▶ _Written exercise_
Reproduce the items word for word, from the very start through the line that contains "900, 459, 919]".

[Dataset records]

(begin)

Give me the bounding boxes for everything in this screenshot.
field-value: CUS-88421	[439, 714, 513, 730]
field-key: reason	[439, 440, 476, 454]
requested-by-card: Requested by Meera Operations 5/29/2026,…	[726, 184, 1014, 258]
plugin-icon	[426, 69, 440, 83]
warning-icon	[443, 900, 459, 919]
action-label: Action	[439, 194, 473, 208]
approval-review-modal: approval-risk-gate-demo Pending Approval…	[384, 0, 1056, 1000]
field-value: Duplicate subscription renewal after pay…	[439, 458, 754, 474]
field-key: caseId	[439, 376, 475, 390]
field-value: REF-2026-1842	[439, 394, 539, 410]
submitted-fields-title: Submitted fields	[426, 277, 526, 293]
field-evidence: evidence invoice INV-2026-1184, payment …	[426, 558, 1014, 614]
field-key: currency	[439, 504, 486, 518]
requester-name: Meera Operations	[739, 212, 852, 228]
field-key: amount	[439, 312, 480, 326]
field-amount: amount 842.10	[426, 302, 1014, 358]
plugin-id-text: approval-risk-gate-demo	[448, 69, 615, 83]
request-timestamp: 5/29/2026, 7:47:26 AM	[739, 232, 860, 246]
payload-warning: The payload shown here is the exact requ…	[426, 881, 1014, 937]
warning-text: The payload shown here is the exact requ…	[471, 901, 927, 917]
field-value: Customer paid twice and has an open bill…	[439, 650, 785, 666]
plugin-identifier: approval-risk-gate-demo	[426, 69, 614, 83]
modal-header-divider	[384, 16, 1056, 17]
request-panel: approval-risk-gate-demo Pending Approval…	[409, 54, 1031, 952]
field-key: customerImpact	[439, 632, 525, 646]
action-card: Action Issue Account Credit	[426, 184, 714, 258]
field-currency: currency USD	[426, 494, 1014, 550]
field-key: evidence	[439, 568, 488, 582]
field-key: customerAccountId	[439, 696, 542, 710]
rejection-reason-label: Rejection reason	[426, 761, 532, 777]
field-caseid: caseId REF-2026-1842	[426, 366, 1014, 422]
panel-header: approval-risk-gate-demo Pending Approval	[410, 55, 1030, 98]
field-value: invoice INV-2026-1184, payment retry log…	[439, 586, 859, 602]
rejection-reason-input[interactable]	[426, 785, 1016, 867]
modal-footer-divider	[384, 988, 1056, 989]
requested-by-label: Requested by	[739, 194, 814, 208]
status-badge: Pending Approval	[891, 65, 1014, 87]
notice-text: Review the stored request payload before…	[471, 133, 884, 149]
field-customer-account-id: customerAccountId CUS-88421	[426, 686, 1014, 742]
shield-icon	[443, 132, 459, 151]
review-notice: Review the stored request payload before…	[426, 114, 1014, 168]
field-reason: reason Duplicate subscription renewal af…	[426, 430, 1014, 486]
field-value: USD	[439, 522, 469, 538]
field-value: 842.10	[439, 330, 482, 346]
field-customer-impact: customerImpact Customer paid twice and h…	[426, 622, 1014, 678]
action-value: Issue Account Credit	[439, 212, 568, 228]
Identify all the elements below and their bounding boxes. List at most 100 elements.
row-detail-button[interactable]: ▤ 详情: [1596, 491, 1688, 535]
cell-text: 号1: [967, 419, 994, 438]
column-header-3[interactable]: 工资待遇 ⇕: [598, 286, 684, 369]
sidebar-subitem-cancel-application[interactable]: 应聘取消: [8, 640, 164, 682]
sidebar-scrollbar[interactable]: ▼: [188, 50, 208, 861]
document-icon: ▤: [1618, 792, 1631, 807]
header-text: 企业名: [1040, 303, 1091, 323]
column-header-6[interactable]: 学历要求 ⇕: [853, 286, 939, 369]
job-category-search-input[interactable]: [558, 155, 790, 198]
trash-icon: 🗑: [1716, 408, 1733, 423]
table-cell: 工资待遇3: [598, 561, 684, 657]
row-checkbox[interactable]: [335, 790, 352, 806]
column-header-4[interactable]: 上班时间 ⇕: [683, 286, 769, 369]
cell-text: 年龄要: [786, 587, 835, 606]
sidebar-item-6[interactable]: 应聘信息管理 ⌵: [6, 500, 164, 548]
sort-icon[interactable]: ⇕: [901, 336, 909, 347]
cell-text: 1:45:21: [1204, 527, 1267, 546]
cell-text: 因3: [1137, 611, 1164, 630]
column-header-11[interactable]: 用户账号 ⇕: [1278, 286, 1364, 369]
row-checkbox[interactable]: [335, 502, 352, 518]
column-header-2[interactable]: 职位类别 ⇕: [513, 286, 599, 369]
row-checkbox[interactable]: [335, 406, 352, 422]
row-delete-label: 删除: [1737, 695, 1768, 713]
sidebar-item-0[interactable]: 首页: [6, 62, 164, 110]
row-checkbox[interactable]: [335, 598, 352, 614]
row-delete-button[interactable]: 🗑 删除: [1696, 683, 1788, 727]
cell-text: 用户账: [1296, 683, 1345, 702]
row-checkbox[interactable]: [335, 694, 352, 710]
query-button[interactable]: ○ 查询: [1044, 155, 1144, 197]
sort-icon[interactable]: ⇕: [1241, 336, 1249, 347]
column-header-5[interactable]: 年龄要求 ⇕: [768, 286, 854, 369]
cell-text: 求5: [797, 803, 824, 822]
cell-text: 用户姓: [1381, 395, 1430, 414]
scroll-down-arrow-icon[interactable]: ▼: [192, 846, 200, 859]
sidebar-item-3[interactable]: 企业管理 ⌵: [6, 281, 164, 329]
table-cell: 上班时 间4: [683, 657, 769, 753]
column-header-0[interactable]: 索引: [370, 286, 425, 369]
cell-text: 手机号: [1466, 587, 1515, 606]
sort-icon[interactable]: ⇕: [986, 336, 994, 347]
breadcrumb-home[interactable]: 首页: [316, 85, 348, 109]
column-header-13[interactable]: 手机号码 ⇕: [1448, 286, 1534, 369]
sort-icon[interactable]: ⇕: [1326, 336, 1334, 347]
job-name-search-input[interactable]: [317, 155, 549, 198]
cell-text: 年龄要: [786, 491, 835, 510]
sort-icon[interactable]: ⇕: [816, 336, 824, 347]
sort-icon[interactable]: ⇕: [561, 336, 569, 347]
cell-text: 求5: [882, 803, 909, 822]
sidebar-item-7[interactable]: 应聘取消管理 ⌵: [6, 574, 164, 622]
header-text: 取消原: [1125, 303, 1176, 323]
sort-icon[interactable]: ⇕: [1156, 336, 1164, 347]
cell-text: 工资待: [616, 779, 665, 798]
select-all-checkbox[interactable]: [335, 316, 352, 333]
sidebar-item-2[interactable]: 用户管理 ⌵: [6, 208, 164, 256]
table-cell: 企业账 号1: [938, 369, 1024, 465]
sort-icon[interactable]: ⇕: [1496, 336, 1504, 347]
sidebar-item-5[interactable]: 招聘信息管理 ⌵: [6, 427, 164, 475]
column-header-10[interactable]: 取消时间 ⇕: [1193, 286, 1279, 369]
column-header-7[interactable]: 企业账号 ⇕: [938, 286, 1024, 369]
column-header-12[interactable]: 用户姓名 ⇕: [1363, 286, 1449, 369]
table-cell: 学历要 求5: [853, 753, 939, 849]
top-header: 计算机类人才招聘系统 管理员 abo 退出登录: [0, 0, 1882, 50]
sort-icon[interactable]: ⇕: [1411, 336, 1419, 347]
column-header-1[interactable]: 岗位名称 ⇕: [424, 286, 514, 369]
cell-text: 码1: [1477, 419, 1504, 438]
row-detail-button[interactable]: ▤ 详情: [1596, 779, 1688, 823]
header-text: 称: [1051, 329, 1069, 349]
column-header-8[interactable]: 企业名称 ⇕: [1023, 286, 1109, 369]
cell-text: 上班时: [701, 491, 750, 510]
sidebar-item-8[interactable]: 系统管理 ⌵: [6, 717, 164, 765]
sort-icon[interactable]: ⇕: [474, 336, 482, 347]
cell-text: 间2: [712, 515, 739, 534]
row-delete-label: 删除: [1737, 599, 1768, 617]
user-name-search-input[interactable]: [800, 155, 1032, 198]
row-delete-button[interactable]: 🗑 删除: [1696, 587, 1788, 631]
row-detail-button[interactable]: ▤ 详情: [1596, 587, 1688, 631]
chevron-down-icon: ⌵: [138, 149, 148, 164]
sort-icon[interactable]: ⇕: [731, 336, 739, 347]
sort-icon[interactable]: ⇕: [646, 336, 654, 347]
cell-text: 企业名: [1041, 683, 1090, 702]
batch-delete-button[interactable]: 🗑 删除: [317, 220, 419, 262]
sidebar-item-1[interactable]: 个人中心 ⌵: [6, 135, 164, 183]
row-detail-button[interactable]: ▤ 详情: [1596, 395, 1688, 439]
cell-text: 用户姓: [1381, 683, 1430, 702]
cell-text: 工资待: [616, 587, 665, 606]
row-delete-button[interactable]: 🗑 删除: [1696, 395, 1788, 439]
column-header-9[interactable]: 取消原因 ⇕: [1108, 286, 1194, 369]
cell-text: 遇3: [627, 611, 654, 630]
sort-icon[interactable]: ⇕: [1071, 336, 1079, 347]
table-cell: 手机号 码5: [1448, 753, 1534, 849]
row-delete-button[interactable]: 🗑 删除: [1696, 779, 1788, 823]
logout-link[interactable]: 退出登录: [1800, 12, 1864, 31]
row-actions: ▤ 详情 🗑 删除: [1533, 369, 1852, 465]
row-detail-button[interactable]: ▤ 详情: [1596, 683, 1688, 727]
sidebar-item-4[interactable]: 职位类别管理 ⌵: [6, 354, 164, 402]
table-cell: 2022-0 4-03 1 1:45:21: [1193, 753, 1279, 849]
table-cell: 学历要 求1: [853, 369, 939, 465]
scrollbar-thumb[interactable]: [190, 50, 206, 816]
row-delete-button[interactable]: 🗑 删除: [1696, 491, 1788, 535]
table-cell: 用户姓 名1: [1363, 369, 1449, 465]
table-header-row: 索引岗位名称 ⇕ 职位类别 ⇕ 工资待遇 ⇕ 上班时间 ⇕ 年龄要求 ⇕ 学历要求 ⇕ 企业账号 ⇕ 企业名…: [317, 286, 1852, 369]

(end)

▶ _Task answer_
Give me the bounding boxes for everything in this screenshot.
field-value: CUS-88421	[439, 714, 513, 730]
field-key: reason	[439, 440, 476, 454]
requested-by-card: Requested by Meera Operations 5/29/2026,…	[726, 184, 1014, 258]
plugin-icon	[426, 69, 440, 83]
warning-icon	[443, 900, 459, 919]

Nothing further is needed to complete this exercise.